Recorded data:
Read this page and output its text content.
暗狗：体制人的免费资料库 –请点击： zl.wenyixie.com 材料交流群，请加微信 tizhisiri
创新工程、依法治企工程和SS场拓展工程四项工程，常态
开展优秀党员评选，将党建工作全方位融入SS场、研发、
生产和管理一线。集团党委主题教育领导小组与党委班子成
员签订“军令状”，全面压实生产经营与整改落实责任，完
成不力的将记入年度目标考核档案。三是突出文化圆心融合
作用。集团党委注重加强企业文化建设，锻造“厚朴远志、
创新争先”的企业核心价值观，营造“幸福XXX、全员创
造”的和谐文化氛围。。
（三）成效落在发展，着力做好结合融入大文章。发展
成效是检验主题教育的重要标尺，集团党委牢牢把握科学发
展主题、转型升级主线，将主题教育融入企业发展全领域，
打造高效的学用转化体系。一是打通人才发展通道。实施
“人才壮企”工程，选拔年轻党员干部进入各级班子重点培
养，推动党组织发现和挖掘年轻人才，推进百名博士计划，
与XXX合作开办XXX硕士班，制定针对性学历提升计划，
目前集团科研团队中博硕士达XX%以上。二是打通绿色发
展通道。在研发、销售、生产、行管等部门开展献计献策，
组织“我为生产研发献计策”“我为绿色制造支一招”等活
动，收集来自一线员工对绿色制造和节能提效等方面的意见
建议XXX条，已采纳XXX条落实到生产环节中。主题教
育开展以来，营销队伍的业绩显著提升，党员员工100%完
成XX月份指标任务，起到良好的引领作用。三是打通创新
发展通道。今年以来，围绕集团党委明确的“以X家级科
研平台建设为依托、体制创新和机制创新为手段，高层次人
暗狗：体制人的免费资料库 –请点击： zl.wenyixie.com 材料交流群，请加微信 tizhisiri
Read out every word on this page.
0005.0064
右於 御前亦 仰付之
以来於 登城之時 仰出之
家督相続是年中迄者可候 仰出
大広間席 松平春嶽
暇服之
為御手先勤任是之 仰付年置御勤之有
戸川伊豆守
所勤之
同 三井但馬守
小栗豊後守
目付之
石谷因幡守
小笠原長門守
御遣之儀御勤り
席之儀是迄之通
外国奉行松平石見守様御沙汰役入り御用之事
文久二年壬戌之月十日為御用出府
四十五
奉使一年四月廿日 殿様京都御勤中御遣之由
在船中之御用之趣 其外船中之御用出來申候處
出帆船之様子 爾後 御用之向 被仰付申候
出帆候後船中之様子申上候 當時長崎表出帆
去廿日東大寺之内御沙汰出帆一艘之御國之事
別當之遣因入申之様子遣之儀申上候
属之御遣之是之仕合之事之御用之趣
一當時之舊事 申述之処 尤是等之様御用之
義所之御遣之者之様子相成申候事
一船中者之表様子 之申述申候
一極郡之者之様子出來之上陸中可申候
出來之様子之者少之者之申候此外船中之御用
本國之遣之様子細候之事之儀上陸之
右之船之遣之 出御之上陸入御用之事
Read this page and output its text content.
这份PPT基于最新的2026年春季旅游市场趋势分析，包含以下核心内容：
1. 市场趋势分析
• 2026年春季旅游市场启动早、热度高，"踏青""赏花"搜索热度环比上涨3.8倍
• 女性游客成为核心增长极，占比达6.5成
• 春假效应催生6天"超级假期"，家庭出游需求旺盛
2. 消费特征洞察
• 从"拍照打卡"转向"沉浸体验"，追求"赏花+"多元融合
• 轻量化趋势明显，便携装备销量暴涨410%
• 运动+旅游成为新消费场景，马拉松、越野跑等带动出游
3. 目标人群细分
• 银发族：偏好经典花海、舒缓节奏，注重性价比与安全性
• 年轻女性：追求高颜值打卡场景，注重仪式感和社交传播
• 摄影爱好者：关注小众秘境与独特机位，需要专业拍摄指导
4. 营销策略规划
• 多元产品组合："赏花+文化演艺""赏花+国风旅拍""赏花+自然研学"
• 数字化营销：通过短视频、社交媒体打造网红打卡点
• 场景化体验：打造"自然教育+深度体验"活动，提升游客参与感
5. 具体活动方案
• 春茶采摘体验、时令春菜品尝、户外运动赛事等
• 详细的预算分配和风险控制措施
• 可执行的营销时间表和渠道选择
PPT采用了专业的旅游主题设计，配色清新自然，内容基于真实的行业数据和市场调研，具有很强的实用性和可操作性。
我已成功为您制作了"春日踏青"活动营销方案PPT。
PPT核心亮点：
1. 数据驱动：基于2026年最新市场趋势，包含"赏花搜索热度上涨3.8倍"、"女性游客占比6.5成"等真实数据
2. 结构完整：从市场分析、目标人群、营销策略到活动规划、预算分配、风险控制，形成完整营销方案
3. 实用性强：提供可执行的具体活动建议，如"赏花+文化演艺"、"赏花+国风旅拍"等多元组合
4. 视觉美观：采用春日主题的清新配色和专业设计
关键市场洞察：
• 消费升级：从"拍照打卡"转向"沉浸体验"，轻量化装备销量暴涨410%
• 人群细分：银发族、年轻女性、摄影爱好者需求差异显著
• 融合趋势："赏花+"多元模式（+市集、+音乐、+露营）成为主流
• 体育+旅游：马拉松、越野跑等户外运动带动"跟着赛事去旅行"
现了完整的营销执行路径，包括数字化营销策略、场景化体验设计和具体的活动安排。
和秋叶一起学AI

■ WHAT NEEDS TO BE DONE
Repeat the data precisely, reproducing every entry.

■ FINISHED TASK
Read this page and output its text content.
暗狗：体制人的免费资料库 –请点击： zl.wenyixie.com 材料交流群，请加微信 tizhisiri
创新工程、依法治企工程和SS场拓展工程四项工程，常态
开展优秀党员评选，将党建工作全方位融入SS场、研发、
生产和管理一线。集团党委主题教育领导小组与党委班子成
员签订“军令状”，全面压实生产经营与整改落实责任，完
成不力的将记入年度目标考核档案。三是突出文化圆心融合
作用。集团党委注重加强企业文化建设，锻造“厚朴远志、
创新争先”的企业核心价值观，营造“幸福XXX、全员创
造”的和谐文化氛围。。
（三）成效落在发展，着力做好结合融入大文章。发展
成效是检验主题教育的重要标尺，集团党委牢牢把握科学发
展主题、转型升级主线，将主题教育融入企业发展全领域，
打造高效的学用转化体系。一是打通人才发展通道。实施
“人才壮企”工程，选拔年轻党员干部进入各级班子重点培
养，推动党组织发现和挖掘年轻人才，推进百名博士计划，
与XXX合作开办XXX硕士班，制定针对性学历提升计划，
目前集团科研团队中博硕士达XX%以上。二是打通绿色发
展通道。在研发、销售、生产、行管等部门开展献计献策，
组织“我为生产研发献计策”“我为绿色制造支一招”等活
动，收集来自一线员工对绿色制造和节能提效等方面的意见
建议XXX条，已采纳XXX条落实到生产环节中。主题教
育开展以来，营销队伍的业绩显著提升，党员员工100%完
成XX月份指标任务，起到良好的引领作用。三是打通创新
发展通道。今年以来，围绕集团党委明确的“以X家级科
研平台建设为依托、体制创新和机制创新为手段，高层次人
暗狗：体制人的免费资料库 –请点击： zl.wenyixie.com 材料交流群，请加微信 tizhisiri
Read out every word on this page.
0005.0064
右於 御前亦 仰付之
以来於 登城之時 仰出之
家督相続是年中迄者可候 仰出
大広間席 松平春嶽
暇服之
為御手先勤任是之 仰付年置御勤之有
戸川伊豆守
所勤之
同 三井但馬守
小栗豊後守
目付之
石谷因幡守
小笠原長門守
御遣之儀御勤り
席之儀是迄之通
外国奉行松平石見守様御沙汰役入り御用之事
文久二年壬戌之月十日為御用出府
四十五
奉使一年四月廿日 殿様京都御勤中御遣之由
在船中之御用之趣 其外船中之御用出來申候處
出帆船之様子 爾後 御用之向 被仰付申候
出帆候後船中之様子申上候 當時長崎表出帆
去廿日東大寺之内御沙汰出帆一艘之御國之事
別當之遣因入申之様子遣之儀申上候
属之御遣之是之仕合之事之御用之趣
一當時之舊事 申述之処 尤是等之様御用之
義所之御遣之者之様子相成申候事
一船中者之表様子 之申述申候
一極郡之者之様子出來之上陸中可申候
出來之様子之者少之者之申候此外船中之御用
本國之遣之様子細候之事之儀上陸之
右之船之遣之 出御之上陸入御用之事
Read this page and output its text content.
这份PPT基于最新的2026年春季旅游市场趋势分析，包含以下核心内容：
1. 市场趋势分析
• 2026年春季旅游市场启动早、热度高，"踏青""赏花"搜索热度环比上涨3.8倍
• 女性游客成为核心增长极，占比达6.5成
• 春假效应催生6天"超级假期"，家庭出游需求旺盛
2. 消费特征洞察
• 从"拍照打卡"转向"沉浸体验"，追求"赏花+"多元融合
• 轻量化趋势明显，便携装备销量暴涨410%
• 运动+旅游成为新消费场景，马拉松、越野跑等带动出游
3. 目标人群细分
• 银发族：偏好经典花海、舒缓节奏，注重性价比与安全性
• 年轻女性：追求高颜值打卡场景，注重仪式感和社交传播
• 摄影爱好者：关注小众秘境与独特机位，需要专业拍摄指导
4. 营销策略规划
• 多元产品组合："赏花+文化演艺""赏花+国风旅拍""赏花+自然研学"
• 数字化营销：通过短视频、社交媒体打造网红打卡点
• 场景化体验：打造"自然教育+深度体验"活动，提升游客参与感
5. 具体活动方案
• 春茶采摘体验、时令春菜品尝、户外运动赛事等
• 详细的预算分配和风险控制措施
• 可执行的营销时间表和渠道选择
PPT采用了专业的旅游主题设计，配色清新自然，内容基于真实的行业数据和市场调研，具有很强的实用性和可操作性。
我已成功为您制作了"春日踏青"活动营销方案PPT。
PPT核心亮点：
1. 数据驱动：基于2026年最新市场趋势，包含"赏花搜索热度上涨3.8倍"、"女性游客占比6.5成"等真实数据
2. 结构完整：从市场分析、目标人群、营销策略到活动规划、预算分配、风险控制，形成完整营销方案
3. 实用性强：提供可执行的具体活动建议，如"赏花+文化演艺"、"赏花+国风旅拍"等多元组合
4. 视觉美观：采用春日主题的清新配色和专业设计
关键市场洞察：
• 消费升级：从"拍照打卡"转向"沉浸体验"，轻量化装备销量暴涨410%
• 人群细分：银发族、年轻女性、摄影爱好者需求差异显著
• 融合趋势："赏花+"多元模式（+市集、+音乐、+露营）成为主流
• 体育+旅游：马拉松、越野跑等户外运动带动"跟着赛事去旅行"
现了完整的营销执行路径，包括数字化营销策略、场景化体验设计和具体的活动安排。
和秋叶一起学AI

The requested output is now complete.